◆ **Supplied text**
The 56th Munich Security Conference was dominated by a breakdown of the NATO alliance amid the resurgence of preparations for “great power conflict” and a new scramble by the imperialist powers to recolonize the world.

In a blunt statement, the opening report to the conference made clear that “major interstate war is not necessarily a thing of the past.” Rather, “the return of more intense great power competition may make war more likely again.”

Speaker of the House Nancy Pelosi, D-Calif, center, attends a news conference with members of the U.S. delegation during the Munich Security Conference in Munich, Germany, Sunday, Feb. 16, 2020. (AP Photo/Jens Meyer)

Addressing the delegates, US Defense Secretary Mark Esper warned, “We are now in an era of Great Power Competition,” meaning that “we must move away from low intensity conflict and prepare once again for high intensity warfare.”

While there was universal agreement among the imperialist powers on the need to prepare to fight wars, equally striking were the divisions over whom the targets should be.

In this supercharged atmosphere, long-simmering tensions and disputes between the United States and Europe erupted to the surface, revealing the widest divisions between Washington and its NATO allies in postwar history.

◆ **Tasks for this exercise**
#1 In the Munich Security Conference text, what era did US Defense Secretary Mark Esper say the world is now in?
#2 Condense the paragraph of the Munich Security Conference text that begins "In a blunt statement" into one shorter sentence that keeps its main facts.

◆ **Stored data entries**
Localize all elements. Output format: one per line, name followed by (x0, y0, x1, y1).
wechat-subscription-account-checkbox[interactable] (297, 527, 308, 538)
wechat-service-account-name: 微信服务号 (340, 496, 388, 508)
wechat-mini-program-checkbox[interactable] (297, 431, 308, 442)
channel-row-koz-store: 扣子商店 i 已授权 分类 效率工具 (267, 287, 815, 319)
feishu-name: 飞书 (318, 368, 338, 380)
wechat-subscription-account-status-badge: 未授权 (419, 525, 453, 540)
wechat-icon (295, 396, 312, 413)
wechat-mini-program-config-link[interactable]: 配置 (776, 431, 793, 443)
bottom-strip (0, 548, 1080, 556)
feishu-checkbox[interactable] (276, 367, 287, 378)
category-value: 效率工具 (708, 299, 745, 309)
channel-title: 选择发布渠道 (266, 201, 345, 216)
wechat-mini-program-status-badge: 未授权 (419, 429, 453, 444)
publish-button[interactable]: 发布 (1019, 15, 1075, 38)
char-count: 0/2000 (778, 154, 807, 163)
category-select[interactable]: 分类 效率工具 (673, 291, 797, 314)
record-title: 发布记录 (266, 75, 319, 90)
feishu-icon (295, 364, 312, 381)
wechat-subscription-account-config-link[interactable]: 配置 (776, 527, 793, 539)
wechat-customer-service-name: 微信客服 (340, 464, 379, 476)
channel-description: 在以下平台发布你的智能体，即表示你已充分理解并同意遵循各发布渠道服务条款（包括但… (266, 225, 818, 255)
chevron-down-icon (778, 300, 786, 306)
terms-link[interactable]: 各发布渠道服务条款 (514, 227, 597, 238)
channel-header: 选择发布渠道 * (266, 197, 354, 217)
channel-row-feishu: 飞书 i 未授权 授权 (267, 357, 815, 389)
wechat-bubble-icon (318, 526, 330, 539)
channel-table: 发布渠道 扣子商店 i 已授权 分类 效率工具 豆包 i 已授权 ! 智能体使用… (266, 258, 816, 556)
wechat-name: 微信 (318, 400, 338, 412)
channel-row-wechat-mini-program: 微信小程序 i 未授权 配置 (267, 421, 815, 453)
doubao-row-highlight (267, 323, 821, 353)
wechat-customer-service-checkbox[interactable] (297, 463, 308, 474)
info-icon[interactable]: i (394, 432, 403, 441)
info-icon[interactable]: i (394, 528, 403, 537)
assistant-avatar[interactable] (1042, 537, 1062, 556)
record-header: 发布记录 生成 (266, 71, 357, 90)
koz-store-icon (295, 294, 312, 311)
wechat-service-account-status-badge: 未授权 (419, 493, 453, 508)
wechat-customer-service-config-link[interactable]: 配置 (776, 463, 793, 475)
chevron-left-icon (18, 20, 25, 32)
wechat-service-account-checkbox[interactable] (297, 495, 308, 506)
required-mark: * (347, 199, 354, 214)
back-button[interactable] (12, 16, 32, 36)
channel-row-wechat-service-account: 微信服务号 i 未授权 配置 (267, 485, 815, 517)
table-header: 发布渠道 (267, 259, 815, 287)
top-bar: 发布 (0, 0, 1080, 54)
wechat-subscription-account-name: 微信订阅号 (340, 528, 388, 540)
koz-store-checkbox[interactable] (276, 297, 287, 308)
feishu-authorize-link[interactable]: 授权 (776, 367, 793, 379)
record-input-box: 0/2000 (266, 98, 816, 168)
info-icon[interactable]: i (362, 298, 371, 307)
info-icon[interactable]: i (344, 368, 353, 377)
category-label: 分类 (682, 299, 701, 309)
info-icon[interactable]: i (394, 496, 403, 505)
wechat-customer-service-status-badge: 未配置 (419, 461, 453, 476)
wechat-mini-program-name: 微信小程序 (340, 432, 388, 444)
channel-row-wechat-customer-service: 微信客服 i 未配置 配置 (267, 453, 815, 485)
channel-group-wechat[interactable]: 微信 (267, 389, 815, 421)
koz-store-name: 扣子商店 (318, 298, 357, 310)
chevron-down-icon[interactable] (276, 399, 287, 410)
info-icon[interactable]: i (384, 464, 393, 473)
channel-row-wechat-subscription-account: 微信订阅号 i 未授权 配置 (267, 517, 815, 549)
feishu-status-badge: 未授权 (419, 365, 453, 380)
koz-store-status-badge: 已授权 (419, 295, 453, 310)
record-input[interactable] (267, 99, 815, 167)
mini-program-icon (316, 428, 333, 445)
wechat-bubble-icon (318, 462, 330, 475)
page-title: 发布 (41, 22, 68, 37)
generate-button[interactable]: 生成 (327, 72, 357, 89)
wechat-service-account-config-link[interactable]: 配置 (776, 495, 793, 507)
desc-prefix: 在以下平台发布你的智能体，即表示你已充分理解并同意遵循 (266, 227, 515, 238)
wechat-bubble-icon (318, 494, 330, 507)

◆ **Answers for this exercise**
#1 An era of Great Power Competition.

#2 The conference's opening report stated that major interstate war may not be a thing of the past and that more intense great power competition could make war more likely again.